#### [YOUR INSTRUCTIONS]
Each entry has to be copied exactly, with nothing missed.

Data items:
..........

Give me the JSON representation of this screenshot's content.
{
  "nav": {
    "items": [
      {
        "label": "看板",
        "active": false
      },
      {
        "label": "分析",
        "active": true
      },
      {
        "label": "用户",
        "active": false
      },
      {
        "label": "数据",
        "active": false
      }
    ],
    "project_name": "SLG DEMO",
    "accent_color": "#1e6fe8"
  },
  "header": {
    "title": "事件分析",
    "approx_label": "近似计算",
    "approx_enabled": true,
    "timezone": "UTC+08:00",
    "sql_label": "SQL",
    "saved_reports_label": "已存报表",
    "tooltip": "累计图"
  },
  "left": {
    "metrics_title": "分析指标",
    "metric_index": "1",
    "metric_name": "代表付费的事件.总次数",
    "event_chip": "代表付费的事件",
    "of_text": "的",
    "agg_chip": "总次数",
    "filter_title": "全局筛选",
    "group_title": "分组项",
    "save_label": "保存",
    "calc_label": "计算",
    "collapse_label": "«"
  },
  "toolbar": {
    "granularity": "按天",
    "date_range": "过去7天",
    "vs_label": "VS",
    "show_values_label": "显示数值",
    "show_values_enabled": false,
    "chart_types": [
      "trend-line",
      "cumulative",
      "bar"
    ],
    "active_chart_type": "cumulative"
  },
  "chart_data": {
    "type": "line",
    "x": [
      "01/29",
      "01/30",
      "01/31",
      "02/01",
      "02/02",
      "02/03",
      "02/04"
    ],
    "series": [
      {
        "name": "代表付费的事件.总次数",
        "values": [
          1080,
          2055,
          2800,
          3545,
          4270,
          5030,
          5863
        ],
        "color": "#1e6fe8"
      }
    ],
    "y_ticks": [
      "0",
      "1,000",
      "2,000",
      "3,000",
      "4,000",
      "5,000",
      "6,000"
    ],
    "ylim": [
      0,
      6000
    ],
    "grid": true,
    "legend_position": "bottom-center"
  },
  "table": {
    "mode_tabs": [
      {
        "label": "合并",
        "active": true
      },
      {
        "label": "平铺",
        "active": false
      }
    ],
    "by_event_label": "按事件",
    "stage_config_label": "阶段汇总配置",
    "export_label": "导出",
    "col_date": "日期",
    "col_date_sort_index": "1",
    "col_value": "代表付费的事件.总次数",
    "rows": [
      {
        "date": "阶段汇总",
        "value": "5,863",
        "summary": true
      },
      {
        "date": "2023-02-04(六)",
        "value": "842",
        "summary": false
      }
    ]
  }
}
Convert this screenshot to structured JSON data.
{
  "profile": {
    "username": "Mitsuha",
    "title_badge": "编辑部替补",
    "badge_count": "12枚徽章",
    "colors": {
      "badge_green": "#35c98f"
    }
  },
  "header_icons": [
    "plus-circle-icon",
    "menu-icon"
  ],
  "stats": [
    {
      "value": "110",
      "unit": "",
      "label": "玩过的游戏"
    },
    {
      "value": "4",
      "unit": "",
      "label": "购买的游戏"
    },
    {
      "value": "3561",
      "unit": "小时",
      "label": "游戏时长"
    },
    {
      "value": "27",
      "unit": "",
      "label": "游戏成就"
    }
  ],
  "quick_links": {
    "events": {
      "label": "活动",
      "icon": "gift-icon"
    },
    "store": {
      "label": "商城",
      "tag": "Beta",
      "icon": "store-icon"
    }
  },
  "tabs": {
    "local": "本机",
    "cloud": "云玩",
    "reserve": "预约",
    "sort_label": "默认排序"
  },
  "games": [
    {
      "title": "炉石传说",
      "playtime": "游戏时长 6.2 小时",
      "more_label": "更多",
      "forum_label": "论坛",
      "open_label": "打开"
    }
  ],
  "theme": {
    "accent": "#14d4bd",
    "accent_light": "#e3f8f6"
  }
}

..........

#### [REPLY TO THE TASK]
Give me the JSON representation of this screenshot's content.
{
  "nav": {
    "items": [
      {
        "label": "看板",
        "active": false
      },
      {
        "label": "分析",
        "active": true
      },
      {
        "label": "用户",
        "active": false
      },
      {
        "label": "数据",
        "active": false
      }
    ],
    "project_name": "SLG DEMO",
    "accent_color": "#1e6fe8"
  },
  "header": {
    "title": "事件分析",
    "approx_label": "近似计算",
    "approx_enabled": true,
    "timezone": "UTC+08:00",
    "sql_label": "SQL",
    "saved_reports_label": "已存报表",
    "tooltip": "累计图"
  },
  "left": {
    "metrics_title": "分析指标",
    "metric_index": "1",
    "metric_name": "代表付费的事件.总次数",
    "event_chip": "代表付费的事件",
    "of_text": "的",
    "agg_chip": "总次数",
    "filter_title": "全局筛选",
    "group_title": "分组项",
    "save_label": "保存",
    "calc_label": "计算",
    "collapse_label": "«"
  },
  "toolbar": {
    "granularity": "按天",
    "date_range": "过去7天",
    "vs_label": "VS",
    "show_values_label": "显示数值",
    "show_values_enabled": false,
    "chart_types": [
      "trend-line",
      "cumulative",
      "bar"
    ],
    "active_chart_type": "cumulative"
  },
  "chart_data": {
    "type": "line",
    "x": [
      "01/29",
      "01/30",
      "01/31",
      "02/01",
      "02/02",
      "02/03",
      "02/04"
    ],
    "series": [
      {
        "name": "代表付费的事件.总次数",
        "values": [
          1080,
          2055,
          2800,
          3545,
          4270,
          5030,
          5863
        ],
        "color": "#1e6fe8"
      }
    ],
    "y_ticks": [
      "0",
      "1,000",
      "2,000",
      "3,000",
      "4,000",
      "5,000",
      "6,000"
    ],
    "ylim": [
      0,
      6000
    ],
    "grid": true,
    "legend_position": "bottom-center"
  },
  "table": {
    "mode_tabs": [
      {
        "label": "合并",
        "active": true
      },
      {
        "label": "平铺",
        "active": false
      }
    ],
    "by_event_label": "按事件",
    "stage_config_label": "阶段汇总配置",
    "export_label": "导出",
    "col_date": "日期",
    "col_date_sort_index": "1",
    "col_value": "代表付费的事件.总次数",
    "rows": [
      {
        "date": "阶段汇总",
        "value": "5,863",
        "summary": true
      },
      {
        "date": "2023-02-04(六)",
        "value": "842",
        "summary": false
      }
    ]
  }
}
Convert this screenshot to structured JSON data.
{
  "profile": {
    "username": "Mitsuha",
    "title_badge": "编辑部替补",
    "badge_count": "12枚徽章",
    "colors": {
      "badge_green": "#35c98f"
    }
  },
  "header_icons": [
    "plus-circle-icon",
    "menu-icon"
  ],
  "stats": [
    {
      "value": "110",
      "unit": "",
      "label": "玩过的游戏"
    },
    {
      "value": "4",
      "unit": "",
      "label": "购买的游戏"
    },
    {
      "value": "3561",
      "unit": "小时",
      "label": "游戏时长"
    },
    {
      "value": "27",
      "unit": "",
      "label": "游戏成就"
    }
  ],
  "quick_links": {
    "events": {
      "label": "活动",
      "icon": "gift-icon"
    },
    "store": {
      "label": "商城",
      "tag": "Beta",
      "icon": "store-icon"
    }
  },
  "tabs": {
    "local": "本机",
    "cloud": "云玩",
    "reserve": "预约",
    "sort_label": "默认排序"
  },
  "games": [
    {
      "title": "炉石传说",
      "playtime": "游戏时长 6.2 小时",
      "more_label": "更多",
      "forum_label": "论坛",
      "open_label": "打开"
    }
  ],
  "theme": {
    "accent": "#14d4bd",
    "accent_light": "#e3f8f6"
  }
}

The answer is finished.